WORK TO COMPLETE
Could you copy every item below word for word, leaving out the pictures?

GIVEN RECORDS
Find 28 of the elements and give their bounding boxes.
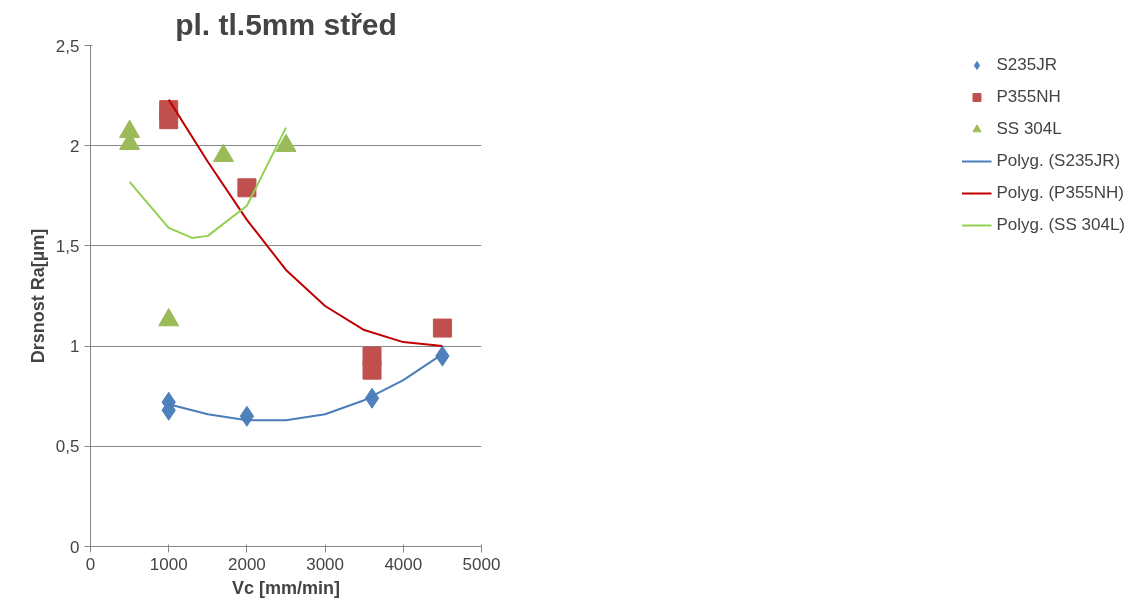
legend-label: S235JR — [996, 55, 1057, 75]
y-tick-label: 2,5 — [55, 36, 80, 56]
point — [158, 308, 180, 327]
line-series — [128, 126, 287, 239]
point — [239, 405, 255, 427]
point — [362, 360, 382, 380]
x-tick-label: 4000 — [384, 554, 423, 574]
x-axis-title: Vc [mm/min] — [231, 577, 341, 598]
y-tick-label: 1,5 — [55, 236, 80, 256]
x-tick-label: 3000 — [306, 554, 345, 574]
x-tick-label: 0 — [85, 554, 96, 574]
chart-title: pl. tl.5mm střed — [175, 7, 397, 41]
legend-label: SS 304L — [996, 119, 1062, 139]
point — [275, 133, 297, 152]
y-tick-label: 1 — [70, 337, 80, 357]
legend-label: Polyg. (P355NH) — [996, 183, 1125, 203]
x-tick-label: 5000 — [462, 554, 501, 574]
legend-label: P355NH — [996, 87, 1061, 107]
x-tick-label: 2000 — [227, 554, 266, 574]
point — [432, 318, 452, 338]
point — [212, 143, 234, 162]
y-axis-title: Drsnost Ra[µm] — [27, 228, 48, 364]
y-tick-label: 0 — [70, 537, 80, 557]
legend-label: Polyg. (S235JR) — [996, 151, 1121, 171]
x-tick-label: 1000 — [149, 554, 188, 574]
y-tick-label: 0,5 — [55, 437, 80, 457]
legend-label: Polyg. (SS 304L) — [996, 215, 1125, 235]
y-tick-label: 2 — [70, 136, 80, 156]
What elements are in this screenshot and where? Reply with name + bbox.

WORKED ANSWER
Find 28 of the elements and give their bounding boxes.
legend-label: S235JR — [996, 55, 1057, 75]
y-tick-label: 2,5 — [55, 36, 80, 56]
point — [158, 308, 180, 327]
line-series — [128, 126, 287, 239]
point — [239, 405, 255, 427]
point — [362, 360, 382, 380]
x-tick-label: 4000 — [384, 554, 423, 574]
x-axis-title: Vc [mm/min] — [231, 577, 341, 598]
y-tick-label: 1,5 — [55, 236, 80, 256]
x-tick-label: 3000 — [306, 554, 345, 574]
x-tick-label: 0 — [85, 554, 96, 574]
chart-title: pl. tl.5mm střed — [175, 7, 397, 41]
legend-label: SS 304L — [996, 119, 1062, 139]
point — [275, 133, 297, 152]
y-tick-label: 1 — [70, 337, 80, 357]
legend-label: Polyg. (P355NH) — [996, 183, 1125, 203]
x-tick-label: 5000 — [462, 554, 501, 574]
legend-label: P355NH — [996, 87, 1061, 107]
x-tick-label: 2000 — [227, 554, 266, 574]
point — [432, 318, 452, 338]
point — [212, 143, 234, 162]
y-axis-title: Drsnost Ra[µm] — [27, 228, 48, 364]
y-tick-label: 0 — [70, 537, 80, 557]
legend-label: Polyg. (S235JR) — [996, 151, 1121, 171]
x-tick-label: 1000 — [149, 554, 188, 574]
y-tick-label: 0,5 — [55, 437, 80, 457]
legend-label: Polyg. (SS 304L) — [996, 215, 1125, 235]
y-tick-label: 2 — [70, 136, 80, 156]
What elements are in this screenshot and where? Reply with name + bbox.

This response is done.